Problem details: Whenever a line below holds the word "resolution", copy that line.

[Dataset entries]
################

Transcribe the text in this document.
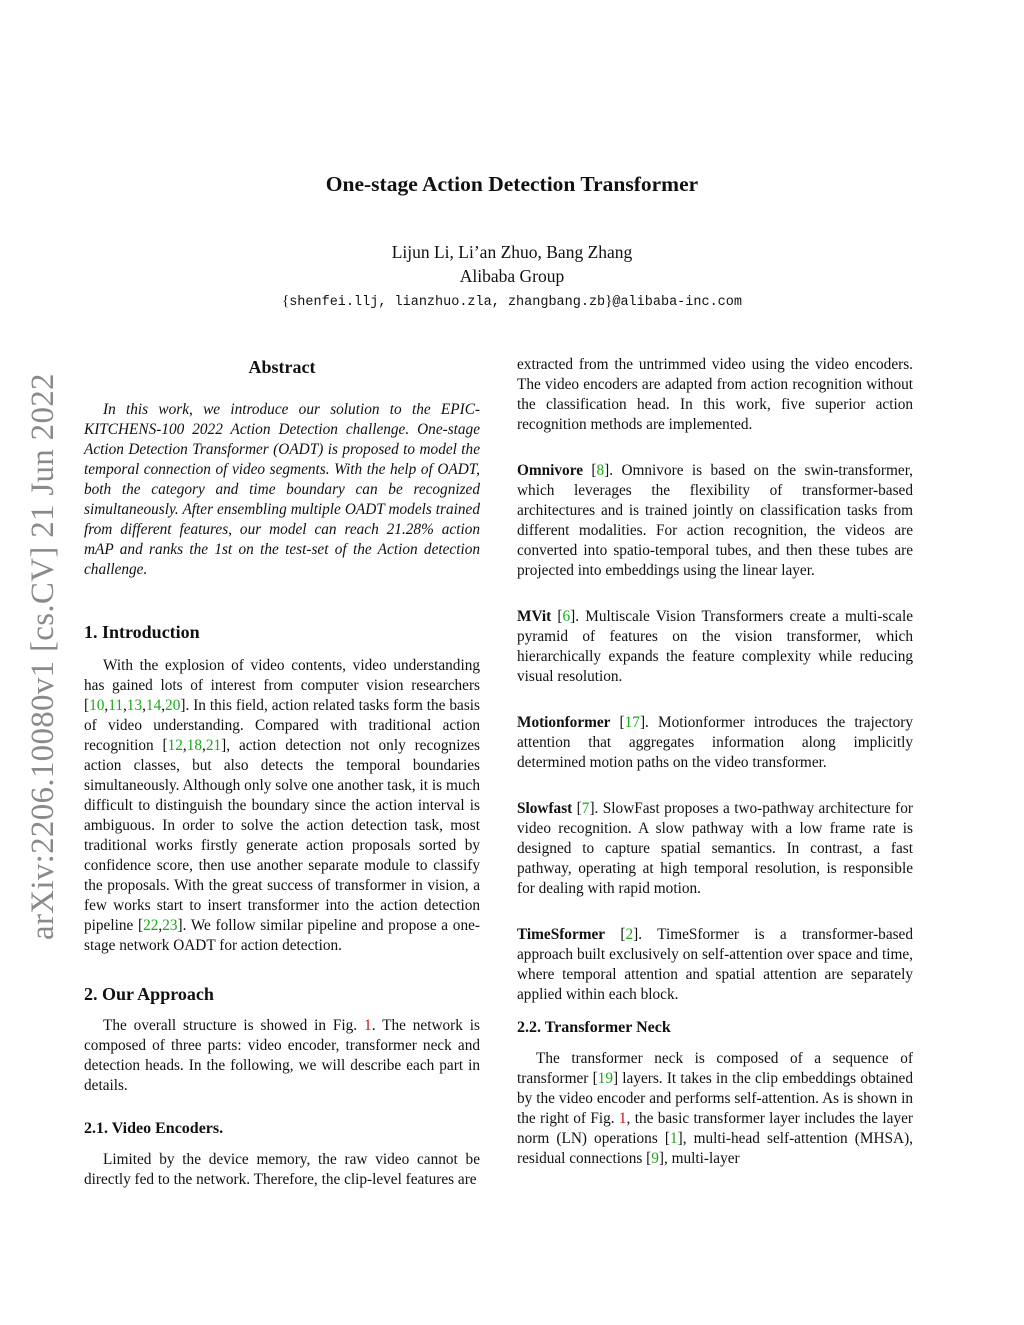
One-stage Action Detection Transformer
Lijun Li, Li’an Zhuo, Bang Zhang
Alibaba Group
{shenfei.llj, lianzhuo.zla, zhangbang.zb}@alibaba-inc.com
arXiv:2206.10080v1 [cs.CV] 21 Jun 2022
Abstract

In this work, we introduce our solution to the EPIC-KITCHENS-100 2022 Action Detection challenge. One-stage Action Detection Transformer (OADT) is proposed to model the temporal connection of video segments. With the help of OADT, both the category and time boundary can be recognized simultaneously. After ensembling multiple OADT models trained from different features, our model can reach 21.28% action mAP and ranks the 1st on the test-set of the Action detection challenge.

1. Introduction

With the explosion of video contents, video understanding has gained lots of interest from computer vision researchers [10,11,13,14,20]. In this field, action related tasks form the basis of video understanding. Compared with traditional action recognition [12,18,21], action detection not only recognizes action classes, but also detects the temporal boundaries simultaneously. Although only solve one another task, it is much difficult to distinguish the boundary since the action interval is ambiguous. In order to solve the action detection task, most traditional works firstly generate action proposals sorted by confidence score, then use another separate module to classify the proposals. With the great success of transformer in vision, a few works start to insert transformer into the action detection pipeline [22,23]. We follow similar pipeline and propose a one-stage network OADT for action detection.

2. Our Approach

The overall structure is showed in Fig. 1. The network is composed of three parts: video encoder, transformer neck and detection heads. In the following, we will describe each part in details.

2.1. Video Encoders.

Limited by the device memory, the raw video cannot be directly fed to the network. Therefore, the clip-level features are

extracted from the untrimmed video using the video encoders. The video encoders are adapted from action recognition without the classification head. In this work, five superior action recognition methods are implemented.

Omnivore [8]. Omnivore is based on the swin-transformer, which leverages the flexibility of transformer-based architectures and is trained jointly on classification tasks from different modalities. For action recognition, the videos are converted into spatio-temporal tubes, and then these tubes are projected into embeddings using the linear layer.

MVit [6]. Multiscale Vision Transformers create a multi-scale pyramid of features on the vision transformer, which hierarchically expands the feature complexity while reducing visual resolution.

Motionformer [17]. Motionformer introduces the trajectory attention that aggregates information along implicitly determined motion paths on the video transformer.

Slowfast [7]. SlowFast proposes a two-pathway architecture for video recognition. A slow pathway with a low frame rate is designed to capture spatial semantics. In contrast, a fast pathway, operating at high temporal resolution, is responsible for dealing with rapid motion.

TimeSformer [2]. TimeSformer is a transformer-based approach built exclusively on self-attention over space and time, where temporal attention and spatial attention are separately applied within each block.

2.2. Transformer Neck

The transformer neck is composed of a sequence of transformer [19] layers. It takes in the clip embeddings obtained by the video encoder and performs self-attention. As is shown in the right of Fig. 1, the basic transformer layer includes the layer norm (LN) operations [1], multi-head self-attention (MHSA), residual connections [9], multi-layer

################

Task solution:
MVit [6]. Multiscale Vision Transformers create a multi-scale pyramid of features on the vision transformer, which hierarchically expands the feature complexity while reducing visual resolution.
Slowfast [7]. SlowFast proposes a two-pathway architecture for video recognition. A slow pathway with a low frame rate is designed to capture spatial semantics. In contrast, a fast pathway, operating at high temporal resolution, is responsible for dealing with rapid motion.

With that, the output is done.